Request :: Print the data that follows exactly.

Material for the task ::
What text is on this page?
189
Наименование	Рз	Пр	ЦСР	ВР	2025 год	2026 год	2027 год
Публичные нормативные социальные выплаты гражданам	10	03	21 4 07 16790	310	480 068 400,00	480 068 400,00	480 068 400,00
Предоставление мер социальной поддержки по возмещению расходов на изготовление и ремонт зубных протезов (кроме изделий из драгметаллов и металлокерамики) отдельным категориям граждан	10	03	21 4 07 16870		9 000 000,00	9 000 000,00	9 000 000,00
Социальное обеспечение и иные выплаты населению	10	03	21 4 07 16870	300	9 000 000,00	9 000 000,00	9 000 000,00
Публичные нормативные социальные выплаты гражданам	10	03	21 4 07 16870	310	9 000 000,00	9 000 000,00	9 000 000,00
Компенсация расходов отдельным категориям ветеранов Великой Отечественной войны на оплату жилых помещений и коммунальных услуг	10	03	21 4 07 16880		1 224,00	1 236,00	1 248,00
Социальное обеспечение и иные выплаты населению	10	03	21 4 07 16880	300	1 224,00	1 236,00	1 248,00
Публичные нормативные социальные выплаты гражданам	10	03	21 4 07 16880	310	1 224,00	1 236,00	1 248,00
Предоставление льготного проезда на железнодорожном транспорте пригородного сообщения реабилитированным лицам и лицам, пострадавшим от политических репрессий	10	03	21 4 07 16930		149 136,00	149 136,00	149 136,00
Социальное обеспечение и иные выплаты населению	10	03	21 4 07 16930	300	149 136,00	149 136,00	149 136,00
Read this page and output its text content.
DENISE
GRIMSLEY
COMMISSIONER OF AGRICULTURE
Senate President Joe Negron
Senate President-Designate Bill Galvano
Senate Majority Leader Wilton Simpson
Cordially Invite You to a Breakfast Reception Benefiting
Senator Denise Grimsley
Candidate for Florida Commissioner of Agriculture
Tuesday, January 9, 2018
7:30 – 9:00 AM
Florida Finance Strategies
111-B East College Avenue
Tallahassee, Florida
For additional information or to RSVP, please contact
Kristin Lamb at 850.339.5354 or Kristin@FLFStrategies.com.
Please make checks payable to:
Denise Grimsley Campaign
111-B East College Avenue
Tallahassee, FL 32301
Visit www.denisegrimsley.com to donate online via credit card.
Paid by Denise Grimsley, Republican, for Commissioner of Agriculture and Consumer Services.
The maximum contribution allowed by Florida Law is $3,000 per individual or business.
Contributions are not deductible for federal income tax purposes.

The output ::
What text is on this page?
189
Наименование	Рз	Пр	ЦСР	ВР	2025 год	2026 год	2027 год
Публичные нормативные социальные выплаты гражданам	10	03	21 4 07 16790	310	480 068 400,00	480 068 400,00	480 068 400,00
Предоставление мер социальной поддержки по возмещению расходов на изготовление и ремонт зубных протезов (кроме изделий из драгметаллов и металлокерамики) отдельным категориям граждан	10	03	21 4 07 16870		9 000 000,00	9 000 000,00	9 000 000,00
Социальное обеспечение и иные выплаты населению	10	03	21 4 07 16870	300	9 000 000,00	9 000 000,00	9 000 000,00
Публичные нормативные социальные выплаты гражданам	10	03	21 4 07 16870	310	9 000 000,00	9 000 000,00	9 000 000,00
Компенсация расходов отдельным категориям ветеранов Великой Отечественной войны на оплату жилых помещений и коммунальных услуг	10	03	21 4 07 16880		1 224,00	1 236,00	1 248,00
Социальное обеспечение и иные выплаты населению	10	03	21 4 07 16880	300	1 224,00	1 236,00	1 248,00
Публичные нормативные социальные выплаты гражданам	10	03	21 4 07 16880	310	1 224,00	1 236,00	1 248,00
Предоставление льготного проезда на железнодорожном транспорте пригородного сообщения реабилитированным лицам и лицам, пострадавшим от политических репрессий	10	03	21 4 07 16930		149 136,00	149 136,00	149 136,00
Социальное обеспечение и иные выплаты населению	10	03	21 4 07 16930	300	149 136,00	149 136,00	149 136,00
Read this page and output its text content.
DENISE
GRIMSLEY
COMMISSIONER OF AGRICULTURE
Senate President Joe Negron
Senate President-Designate Bill Galvano
Senate Majority Leader Wilton Simpson
Cordially Invite You to a Breakfast Reception Benefiting
Senator Denise Grimsley
Candidate for Florida Commissioner of Agriculture
Tuesday, January 9, 2018
7:30 – 9:00 AM
Florida Finance Strategies
111-B East College Avenue
Tallahassee, Florida
For additional information or to RSVP, please contact
Kristin Lamb at 850.339.5354 or Kristin@FLFStrategies.com.
Please make checks payable to:
Denise Grimsley Campaign
111-B East College Avenue
Tallahassee, FL 32301
Visit www.denisegrimsley.com to donate online via credit card.
Paid by Denise Grimsley, Republican, for Commissioner of Agriculture and Consumer Services.
The maximum contribution allowed by Florida Law is $3,000 per individual or business.
Contributions are not deductible for federal income tax purposes.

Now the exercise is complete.